_REQUEST 1_. Retype the rows below word for word, beginning with the first row and going on through the row that contains "volume-bar (625, 649, 634, 737)", with both of those rows included.

_DOCUMENT_.
----
The expected value of a discrete random variable is the sum of all the values the variable can take times the probability of that value occurring.

$${E} \left( {X} \right)=\sum { {x}. {p} \left( {x} \right)}$$

The expected value of random variable $$X$$ is often written as $${E} \left( {X} \right)$$ or $${ \mu }$$ or $${ \mu }\text{X}$$.

#### Example: Expected Return of a Discrete Random Variable

Given the experiment of rolling a single die, calculate the expected value.
----
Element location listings
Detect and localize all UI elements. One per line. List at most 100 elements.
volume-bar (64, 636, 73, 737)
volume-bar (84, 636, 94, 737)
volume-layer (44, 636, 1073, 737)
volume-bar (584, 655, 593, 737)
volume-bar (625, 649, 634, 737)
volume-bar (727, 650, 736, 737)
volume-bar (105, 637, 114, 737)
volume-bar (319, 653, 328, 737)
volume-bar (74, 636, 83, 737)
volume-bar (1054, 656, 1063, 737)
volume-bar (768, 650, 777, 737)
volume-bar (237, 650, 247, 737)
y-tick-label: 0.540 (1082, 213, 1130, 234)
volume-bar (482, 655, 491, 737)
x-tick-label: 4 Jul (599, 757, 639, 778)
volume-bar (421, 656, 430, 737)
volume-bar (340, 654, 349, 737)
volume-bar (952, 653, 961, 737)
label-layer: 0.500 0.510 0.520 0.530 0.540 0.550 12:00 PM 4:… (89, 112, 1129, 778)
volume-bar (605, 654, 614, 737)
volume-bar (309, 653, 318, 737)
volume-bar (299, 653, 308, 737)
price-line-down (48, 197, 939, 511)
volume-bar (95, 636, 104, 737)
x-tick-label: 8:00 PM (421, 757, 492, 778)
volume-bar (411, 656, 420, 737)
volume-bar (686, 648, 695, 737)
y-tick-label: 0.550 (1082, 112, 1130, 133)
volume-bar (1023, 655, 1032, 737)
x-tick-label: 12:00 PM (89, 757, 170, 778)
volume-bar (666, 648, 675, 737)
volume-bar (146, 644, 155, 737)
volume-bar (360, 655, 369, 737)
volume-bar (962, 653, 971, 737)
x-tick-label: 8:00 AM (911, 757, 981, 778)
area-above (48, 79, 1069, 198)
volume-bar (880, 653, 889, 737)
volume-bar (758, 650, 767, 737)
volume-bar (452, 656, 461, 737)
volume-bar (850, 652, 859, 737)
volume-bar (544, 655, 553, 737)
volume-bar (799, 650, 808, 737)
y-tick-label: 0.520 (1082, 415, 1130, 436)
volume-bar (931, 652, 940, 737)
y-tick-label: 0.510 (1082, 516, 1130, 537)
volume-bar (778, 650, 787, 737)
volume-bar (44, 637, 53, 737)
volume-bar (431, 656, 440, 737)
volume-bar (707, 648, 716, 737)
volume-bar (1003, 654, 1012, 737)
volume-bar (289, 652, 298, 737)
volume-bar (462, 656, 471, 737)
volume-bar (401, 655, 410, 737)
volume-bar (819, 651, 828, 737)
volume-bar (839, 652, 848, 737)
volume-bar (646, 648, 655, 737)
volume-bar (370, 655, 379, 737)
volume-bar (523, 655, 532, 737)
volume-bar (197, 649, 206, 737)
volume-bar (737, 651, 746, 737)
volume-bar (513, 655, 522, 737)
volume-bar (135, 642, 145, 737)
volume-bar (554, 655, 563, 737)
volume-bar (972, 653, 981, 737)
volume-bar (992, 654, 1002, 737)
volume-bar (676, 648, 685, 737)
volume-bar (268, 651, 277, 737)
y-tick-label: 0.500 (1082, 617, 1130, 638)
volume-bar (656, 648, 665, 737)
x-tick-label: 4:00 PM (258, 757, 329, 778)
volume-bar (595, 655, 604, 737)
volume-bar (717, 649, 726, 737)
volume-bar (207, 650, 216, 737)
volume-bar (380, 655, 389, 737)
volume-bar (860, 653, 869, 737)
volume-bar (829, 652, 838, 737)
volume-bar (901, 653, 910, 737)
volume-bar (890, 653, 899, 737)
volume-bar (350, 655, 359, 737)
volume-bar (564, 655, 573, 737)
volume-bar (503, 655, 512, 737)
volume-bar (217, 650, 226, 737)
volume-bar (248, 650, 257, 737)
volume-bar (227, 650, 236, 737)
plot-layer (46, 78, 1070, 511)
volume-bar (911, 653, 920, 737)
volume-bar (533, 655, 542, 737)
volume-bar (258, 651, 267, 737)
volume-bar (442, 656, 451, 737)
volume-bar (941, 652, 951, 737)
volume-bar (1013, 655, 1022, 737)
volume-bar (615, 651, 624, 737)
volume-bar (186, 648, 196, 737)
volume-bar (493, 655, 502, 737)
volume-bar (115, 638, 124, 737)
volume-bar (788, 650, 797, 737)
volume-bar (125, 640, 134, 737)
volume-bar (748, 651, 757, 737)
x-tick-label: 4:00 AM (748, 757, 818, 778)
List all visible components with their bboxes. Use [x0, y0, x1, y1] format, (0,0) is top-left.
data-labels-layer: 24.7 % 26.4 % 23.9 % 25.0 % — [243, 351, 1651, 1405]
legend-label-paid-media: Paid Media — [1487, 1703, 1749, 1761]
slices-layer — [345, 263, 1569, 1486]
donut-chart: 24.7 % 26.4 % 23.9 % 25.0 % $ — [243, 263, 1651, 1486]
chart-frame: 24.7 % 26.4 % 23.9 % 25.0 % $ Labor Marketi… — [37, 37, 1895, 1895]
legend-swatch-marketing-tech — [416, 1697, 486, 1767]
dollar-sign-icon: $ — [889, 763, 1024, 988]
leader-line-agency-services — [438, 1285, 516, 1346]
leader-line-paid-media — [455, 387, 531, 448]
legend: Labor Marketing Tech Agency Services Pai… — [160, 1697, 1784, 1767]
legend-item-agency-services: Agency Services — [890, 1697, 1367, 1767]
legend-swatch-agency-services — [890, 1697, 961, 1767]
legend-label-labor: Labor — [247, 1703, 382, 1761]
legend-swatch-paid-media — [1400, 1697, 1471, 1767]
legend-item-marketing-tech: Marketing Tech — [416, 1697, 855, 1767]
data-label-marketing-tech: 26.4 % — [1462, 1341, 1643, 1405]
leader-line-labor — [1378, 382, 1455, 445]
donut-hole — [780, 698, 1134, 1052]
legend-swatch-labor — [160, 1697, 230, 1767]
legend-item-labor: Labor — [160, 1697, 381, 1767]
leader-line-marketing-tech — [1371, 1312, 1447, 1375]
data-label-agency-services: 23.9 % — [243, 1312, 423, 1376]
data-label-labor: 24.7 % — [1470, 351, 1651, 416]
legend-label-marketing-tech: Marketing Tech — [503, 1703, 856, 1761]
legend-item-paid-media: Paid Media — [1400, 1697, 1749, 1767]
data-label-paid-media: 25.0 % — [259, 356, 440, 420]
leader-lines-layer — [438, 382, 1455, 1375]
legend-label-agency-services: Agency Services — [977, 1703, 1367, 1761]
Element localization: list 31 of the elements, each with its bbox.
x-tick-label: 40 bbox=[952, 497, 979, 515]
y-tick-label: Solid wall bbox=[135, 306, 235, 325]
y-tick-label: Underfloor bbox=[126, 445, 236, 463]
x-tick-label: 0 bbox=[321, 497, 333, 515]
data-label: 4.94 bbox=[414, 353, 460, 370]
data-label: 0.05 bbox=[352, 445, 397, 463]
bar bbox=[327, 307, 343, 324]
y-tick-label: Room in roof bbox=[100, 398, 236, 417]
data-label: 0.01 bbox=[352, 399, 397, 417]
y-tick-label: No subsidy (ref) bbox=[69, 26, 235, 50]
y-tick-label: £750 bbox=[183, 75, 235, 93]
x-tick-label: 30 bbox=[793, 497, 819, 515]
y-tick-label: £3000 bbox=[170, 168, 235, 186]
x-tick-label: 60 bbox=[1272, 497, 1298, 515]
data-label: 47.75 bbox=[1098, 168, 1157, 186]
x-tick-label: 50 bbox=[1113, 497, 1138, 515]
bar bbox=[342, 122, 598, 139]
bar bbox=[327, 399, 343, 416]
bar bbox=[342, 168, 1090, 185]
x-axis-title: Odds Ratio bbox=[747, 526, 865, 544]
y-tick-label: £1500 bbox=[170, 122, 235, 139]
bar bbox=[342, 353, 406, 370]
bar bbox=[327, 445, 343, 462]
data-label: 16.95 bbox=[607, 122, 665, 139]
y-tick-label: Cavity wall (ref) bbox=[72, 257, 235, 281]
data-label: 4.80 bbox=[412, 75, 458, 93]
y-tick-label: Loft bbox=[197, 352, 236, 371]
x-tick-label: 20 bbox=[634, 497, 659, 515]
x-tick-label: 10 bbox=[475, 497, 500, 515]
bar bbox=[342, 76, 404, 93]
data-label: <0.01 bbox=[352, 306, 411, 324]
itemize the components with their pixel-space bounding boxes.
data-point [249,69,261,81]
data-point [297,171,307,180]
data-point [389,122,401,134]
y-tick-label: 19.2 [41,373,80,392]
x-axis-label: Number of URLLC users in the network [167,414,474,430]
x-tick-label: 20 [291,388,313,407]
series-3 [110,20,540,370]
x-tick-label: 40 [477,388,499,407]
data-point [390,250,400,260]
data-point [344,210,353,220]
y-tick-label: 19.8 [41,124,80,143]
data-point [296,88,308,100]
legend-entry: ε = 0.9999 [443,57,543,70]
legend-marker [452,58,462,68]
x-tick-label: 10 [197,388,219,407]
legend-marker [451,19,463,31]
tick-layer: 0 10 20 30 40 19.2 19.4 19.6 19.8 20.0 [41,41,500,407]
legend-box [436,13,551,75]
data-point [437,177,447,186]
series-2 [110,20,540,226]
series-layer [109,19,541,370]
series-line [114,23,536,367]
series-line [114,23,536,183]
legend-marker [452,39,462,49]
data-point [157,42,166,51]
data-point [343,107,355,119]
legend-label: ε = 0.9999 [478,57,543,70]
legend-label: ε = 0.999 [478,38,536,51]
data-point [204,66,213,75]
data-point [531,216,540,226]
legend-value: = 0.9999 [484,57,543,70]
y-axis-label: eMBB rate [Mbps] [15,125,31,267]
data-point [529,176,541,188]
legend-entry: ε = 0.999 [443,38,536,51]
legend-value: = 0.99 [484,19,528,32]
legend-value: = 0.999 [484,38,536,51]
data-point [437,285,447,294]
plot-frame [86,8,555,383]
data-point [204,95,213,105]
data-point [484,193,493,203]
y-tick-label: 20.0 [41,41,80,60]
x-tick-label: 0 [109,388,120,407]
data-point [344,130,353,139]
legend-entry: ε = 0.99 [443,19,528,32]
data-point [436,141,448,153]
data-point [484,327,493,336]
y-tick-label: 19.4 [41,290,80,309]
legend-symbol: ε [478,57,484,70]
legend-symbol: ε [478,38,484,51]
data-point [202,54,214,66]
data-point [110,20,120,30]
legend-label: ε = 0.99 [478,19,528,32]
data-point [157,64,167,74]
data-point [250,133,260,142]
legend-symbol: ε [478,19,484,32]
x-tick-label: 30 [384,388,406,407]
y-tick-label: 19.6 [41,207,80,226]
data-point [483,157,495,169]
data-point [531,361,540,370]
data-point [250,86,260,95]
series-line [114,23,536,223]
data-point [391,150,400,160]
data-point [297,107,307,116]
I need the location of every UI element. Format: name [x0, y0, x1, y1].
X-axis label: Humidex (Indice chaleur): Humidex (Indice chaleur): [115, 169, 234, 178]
----
_REQUEST 2_. Pick up the passage on the expected value of a discrete random variable from the point where it stops, and write what comes next.

_EXERCISE OUTPUT 1_.
Detect and localize all UI elements. One per line. List at most 100 elements.
volume-bar (64, 636, 73, 737)
volume-bar (84, 636, 94, 737)
volume-layer (44, 636, 1073, 737)
volume-bar (584, 655, 593, 737)
volume-bar (625, 649, 634, 737)

_EXERCISE OUTPUT 2_.
Solution

Using the result:

$${E} \left( {X} \right)=\sum { {x}.{p} \left( {x} \right)}$$

We have:

$${E} \left( {X} \right) =1\times \left(\cfrac{1}{6}\right)+2\times \left(\cfrac{1}{6}\right)+3\times \left(\cfrac{1}{6}\right)+4\times \left(\cfrac{1}{6}\right)+5\times \left(\cfrac{1}{6}\right)+6\times \left(\cfrac{1}{6}\right)= 3.5$$

## Expected Value of a Continuous Random Variable

If $$\alpha$$ and $$\beta$$ are constants, then:

$$E(\alpha X)=a\bullet E(X)=a\bullet \sum{x\bullet P(x)}$$

And

$$E(\alpha X+\beta)=\alpha E(X)+\beta$$

If $$X$$ is a continuous random variable with a probability density function $${f}\left( {x} \right)$$, then the expected value (or mean) of $$X$$ is given by

$$E\left( X \right) =\int _{ -\infty }^{ \infty }{ xf\left( x \right)dx }$$

Where $$f(x)$$ is the probability density function of $$x$$.

#### Example: Expected Return of Continuous Random Variable

Given the following probability density function of a continuous random variable:

$$f\left( x \right) =\begin{cases} \cfrac { x }{ 2 } , & 0< x < 2 \\ 0, & otherwise \end{cases}$$

Calculate $$E(X)$$.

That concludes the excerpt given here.